> _Goal of the exercise_
Go through the listing beneath this task and return every line that carries the string "washing".

Entries taken from a collection
————
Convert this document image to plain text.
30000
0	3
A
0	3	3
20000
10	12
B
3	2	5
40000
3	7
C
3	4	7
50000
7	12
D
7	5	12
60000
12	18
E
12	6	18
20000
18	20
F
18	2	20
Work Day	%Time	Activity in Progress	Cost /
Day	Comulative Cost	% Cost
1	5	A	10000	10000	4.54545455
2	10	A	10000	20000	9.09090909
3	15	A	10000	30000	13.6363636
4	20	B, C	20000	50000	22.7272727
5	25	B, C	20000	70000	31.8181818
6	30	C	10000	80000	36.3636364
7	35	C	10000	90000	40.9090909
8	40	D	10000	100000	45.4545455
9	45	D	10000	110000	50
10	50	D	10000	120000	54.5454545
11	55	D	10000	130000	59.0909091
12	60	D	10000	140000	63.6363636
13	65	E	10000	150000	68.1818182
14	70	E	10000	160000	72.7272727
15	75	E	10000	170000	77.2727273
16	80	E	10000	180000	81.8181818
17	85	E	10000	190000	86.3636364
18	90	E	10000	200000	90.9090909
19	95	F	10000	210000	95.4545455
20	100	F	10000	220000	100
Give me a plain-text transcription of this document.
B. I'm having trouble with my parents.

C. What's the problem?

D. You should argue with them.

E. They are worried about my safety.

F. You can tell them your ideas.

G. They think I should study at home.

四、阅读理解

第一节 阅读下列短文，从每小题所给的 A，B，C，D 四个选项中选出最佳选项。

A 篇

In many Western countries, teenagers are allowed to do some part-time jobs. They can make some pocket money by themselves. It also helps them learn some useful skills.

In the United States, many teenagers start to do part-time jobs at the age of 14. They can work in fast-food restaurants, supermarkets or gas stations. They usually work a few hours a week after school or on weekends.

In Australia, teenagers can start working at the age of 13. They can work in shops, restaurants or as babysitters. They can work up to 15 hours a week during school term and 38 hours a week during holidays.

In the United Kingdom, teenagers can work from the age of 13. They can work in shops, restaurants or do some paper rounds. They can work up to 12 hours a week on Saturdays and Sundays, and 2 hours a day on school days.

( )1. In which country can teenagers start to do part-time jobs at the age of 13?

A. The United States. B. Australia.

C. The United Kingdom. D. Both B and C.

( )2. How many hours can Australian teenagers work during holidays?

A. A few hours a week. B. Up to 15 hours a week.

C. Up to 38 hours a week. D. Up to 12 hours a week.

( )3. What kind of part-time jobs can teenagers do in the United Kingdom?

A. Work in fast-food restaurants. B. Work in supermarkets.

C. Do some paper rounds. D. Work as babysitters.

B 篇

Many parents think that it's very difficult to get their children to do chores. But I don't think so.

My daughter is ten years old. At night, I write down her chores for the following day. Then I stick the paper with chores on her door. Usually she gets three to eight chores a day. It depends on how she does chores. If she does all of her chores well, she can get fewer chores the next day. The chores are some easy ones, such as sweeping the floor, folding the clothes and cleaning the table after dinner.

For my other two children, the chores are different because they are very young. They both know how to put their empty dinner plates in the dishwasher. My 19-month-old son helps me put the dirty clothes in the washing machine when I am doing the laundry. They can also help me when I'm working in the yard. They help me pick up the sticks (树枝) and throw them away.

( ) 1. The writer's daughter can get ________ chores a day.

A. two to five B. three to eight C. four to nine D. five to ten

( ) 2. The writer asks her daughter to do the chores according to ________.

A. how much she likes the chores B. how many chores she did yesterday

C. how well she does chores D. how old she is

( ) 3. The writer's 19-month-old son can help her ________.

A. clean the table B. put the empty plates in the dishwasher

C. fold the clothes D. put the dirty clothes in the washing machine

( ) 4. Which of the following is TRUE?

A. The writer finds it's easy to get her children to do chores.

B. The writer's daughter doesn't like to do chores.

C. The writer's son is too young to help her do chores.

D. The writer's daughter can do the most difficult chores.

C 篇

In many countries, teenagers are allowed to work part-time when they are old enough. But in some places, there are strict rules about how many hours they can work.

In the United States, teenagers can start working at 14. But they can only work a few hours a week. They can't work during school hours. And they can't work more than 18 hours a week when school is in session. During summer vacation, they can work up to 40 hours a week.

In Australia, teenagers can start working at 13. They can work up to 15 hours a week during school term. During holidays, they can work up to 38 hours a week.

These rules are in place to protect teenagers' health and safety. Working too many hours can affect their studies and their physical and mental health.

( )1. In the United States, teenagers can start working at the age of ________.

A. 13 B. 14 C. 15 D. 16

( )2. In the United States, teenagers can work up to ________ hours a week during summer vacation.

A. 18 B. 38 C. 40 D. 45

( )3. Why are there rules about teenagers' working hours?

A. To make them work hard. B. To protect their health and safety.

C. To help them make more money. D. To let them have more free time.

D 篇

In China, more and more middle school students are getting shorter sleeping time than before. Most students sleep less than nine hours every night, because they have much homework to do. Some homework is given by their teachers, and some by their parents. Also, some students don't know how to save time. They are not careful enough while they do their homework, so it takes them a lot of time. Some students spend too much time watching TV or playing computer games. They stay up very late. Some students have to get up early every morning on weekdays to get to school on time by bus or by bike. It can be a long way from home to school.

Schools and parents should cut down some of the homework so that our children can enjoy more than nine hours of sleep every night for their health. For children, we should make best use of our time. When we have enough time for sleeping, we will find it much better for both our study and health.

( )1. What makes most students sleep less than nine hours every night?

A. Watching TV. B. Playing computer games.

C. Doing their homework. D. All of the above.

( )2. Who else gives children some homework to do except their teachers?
————
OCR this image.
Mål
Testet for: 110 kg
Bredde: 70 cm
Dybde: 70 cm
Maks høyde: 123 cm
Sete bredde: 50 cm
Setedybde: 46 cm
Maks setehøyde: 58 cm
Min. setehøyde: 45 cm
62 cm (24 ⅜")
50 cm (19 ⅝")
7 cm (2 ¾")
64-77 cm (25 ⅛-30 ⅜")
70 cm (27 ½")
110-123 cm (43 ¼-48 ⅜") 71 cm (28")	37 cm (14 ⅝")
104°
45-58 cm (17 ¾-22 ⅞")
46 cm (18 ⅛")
————
> _Result for this exercise_
For my other two children, the chores are different because they are very young. They both know how to put their empty dinner plates in the dishwasher. My 19-month-old son helps me put the dirty clothes in the washing machine when I am doing the laundry. They can also help me when I'm working in the yard. They help me pick up the sticks (树枝) and throw them away.
C. fold the clothes D. put the dirty clothes in the washing machine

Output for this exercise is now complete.